◆ **RECORDS SUPPLIED**

--------------------------------------------------

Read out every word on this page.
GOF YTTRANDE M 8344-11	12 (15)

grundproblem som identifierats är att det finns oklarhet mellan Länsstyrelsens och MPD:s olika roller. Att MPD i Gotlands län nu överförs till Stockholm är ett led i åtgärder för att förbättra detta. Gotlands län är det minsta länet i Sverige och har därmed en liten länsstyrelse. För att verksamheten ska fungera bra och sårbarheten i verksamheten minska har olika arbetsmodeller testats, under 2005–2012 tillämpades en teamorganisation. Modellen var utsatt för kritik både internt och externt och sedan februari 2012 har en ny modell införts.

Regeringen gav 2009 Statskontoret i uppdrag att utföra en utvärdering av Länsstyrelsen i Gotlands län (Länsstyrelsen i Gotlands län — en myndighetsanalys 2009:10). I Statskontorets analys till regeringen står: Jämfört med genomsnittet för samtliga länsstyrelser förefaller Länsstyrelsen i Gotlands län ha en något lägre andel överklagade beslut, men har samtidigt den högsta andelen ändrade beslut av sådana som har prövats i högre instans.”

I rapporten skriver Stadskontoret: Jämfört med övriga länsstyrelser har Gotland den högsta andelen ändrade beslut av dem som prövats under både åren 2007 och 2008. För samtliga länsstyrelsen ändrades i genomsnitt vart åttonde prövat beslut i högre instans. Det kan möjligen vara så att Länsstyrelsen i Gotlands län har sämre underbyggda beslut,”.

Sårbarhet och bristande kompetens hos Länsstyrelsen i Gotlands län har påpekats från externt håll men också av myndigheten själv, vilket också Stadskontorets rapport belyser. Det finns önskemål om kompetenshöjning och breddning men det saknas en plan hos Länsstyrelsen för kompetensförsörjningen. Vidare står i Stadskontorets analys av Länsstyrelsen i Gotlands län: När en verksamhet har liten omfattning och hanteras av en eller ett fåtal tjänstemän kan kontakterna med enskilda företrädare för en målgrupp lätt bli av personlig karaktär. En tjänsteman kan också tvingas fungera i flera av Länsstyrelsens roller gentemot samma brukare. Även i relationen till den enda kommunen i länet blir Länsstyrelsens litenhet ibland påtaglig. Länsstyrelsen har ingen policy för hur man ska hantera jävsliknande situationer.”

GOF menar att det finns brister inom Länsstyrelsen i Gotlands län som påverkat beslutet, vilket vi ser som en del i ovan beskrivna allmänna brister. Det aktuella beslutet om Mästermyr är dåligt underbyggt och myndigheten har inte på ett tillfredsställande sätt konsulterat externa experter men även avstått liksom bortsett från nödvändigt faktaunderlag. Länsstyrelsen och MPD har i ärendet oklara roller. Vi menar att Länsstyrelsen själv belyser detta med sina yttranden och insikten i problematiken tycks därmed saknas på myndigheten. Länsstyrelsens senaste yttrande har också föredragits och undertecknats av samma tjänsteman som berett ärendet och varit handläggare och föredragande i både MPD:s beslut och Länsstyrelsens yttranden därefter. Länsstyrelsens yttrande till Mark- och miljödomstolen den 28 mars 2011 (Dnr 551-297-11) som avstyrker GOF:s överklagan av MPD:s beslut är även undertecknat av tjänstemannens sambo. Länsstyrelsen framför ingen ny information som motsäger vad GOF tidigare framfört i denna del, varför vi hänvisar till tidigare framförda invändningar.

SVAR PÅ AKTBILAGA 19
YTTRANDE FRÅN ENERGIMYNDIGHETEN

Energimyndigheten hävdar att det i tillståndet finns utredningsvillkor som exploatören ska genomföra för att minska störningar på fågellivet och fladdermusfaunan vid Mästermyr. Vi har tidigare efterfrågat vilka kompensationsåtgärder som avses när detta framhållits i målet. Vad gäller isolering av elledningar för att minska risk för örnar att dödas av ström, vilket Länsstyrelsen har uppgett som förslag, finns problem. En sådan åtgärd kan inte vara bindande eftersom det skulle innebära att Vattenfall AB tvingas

--------------------------------------------------

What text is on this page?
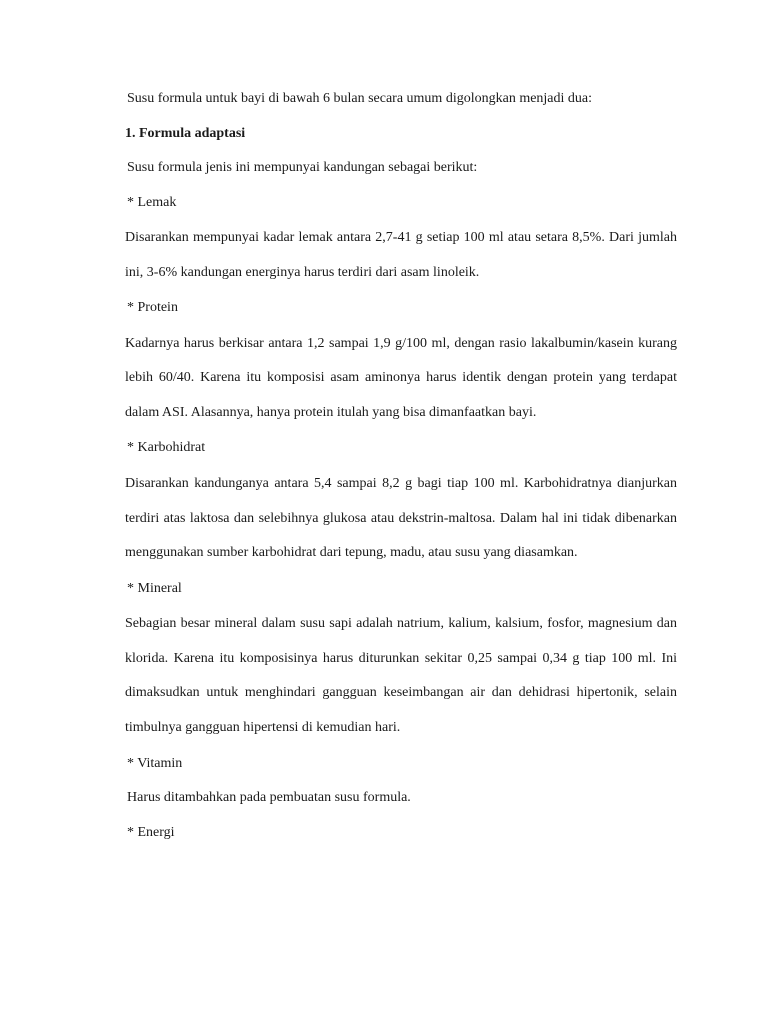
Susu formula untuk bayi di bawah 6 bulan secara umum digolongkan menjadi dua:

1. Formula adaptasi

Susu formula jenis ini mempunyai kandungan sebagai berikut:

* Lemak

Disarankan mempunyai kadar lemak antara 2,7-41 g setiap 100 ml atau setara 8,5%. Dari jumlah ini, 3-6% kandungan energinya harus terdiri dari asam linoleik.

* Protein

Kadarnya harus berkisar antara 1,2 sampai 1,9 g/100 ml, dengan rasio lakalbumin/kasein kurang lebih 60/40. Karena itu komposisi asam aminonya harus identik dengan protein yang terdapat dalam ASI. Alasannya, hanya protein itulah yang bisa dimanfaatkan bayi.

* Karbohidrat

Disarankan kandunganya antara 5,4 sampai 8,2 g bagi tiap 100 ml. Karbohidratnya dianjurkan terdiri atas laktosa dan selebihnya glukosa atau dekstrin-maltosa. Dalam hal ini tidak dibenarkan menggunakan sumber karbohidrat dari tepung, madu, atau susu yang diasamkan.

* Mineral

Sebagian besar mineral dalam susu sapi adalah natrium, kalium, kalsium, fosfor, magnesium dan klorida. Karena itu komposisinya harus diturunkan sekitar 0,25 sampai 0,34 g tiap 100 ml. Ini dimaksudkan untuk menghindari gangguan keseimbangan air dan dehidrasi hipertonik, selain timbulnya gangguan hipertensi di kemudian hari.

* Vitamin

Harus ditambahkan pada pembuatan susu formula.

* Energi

--------------------------------------------------

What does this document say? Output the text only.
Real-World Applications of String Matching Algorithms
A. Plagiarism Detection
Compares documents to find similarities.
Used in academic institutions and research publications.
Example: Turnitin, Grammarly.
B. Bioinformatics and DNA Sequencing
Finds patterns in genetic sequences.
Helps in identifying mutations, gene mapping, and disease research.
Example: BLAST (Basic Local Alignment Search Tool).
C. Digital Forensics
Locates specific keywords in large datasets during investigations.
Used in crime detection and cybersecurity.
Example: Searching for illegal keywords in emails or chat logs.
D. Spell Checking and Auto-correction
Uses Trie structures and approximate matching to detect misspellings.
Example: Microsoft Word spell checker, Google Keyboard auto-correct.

--------------------------------------------------

◆ **TASK TO COMPLETE**
Check each line above for the word "högre", and copy the lines where it appears.

◆ **RESPONSE FOR THIS EXERCISE**
Regeringen gav 2009 Statskontoret i uppdrag att utföra en utvärdering av Länsstyrelsen i Gotlands län (Länsstyrelsen i Gotlands län — en myndighetsanalys 2009:10). I Statskontorets analys till regeringen står: Jämfört med genomsnittet för samtliga länsstyrelser förefaller Länsstyrelsen i Gotlands län ha en något lägre andel överklagade beslut, men har samtidigt den högsta andelen ändrade beslut av sådana som har prövats i högre instans.”
I rapporten skriver Stadskontoret: Jämfört med övriga länsstyrelser har Gotland den högsta andelen ändrade beslut av dem som prövats under både åren 2007 och 2008. För samtliga länsstyrelsen ändrades i genomsnitt vart åttonde prövat beslut i högre instans. Det kan möjligen vara så att Länsstyrelsen i Gotlands län har sämre underbyggda beslut,”.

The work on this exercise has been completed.